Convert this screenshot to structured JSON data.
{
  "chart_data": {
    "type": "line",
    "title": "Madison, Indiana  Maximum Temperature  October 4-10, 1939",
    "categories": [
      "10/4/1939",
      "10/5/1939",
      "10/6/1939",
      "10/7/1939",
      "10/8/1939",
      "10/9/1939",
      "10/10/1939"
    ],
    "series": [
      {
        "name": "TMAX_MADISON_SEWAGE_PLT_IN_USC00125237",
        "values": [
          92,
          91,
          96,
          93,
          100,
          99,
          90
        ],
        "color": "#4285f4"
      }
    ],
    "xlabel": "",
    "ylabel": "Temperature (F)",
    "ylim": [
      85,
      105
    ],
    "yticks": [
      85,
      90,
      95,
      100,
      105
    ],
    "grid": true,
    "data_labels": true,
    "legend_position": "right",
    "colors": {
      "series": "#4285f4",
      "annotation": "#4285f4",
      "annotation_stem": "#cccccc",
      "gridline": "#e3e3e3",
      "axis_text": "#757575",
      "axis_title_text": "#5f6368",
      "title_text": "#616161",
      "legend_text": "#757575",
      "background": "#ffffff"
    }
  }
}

● Exercise goal:
Repeat the entries exactly, all of them.

● Written response:
Convert this screenshot to structured JSON data.
{
  "chart_data": {
    "type": "line",
    "title": "Madison, Indiana  Maximum Temperature  October 4-10, 1939",
    "categories": [
      "10/4/1939",
      "10/5/1939",
      "10/6/1939",
      "10/7/1939",
      "10/8/1939",
      "10/9/1939",
      "10/10/1939"
    ],
    "series": [
      {
        "name": "TMAX_MADISON_SEWAGE_PLT_IN_USC00125237",
        "values": [
          92,
          91,
          96,
          93,
          100,
          99,
          90
        ],
        "color": "#4285f4"
      }
    ],
    "xlabel": "",
    "ylabel": "Temperature (F)",
    "ylim": [
      85,
      105
    ],
    "yticks": [
      85,
      90,
      95,
      100,
      105
    ],
    "grid": true,
    "data_labels": true,
    "legend_position": "right",
    "colors": {
      "series": "#4285f4",
      "annotation": "#4285f4",
      "annotation_stem": "#cccccc",
      "gridline": "#e3e3e3",
      "axis_text": "#757575",
      "axis_title_text": "#5f6368",
      "title_text": "#616161",
      "legend_text": "#757575",
      "background": "#ffffff"
    }
  }
}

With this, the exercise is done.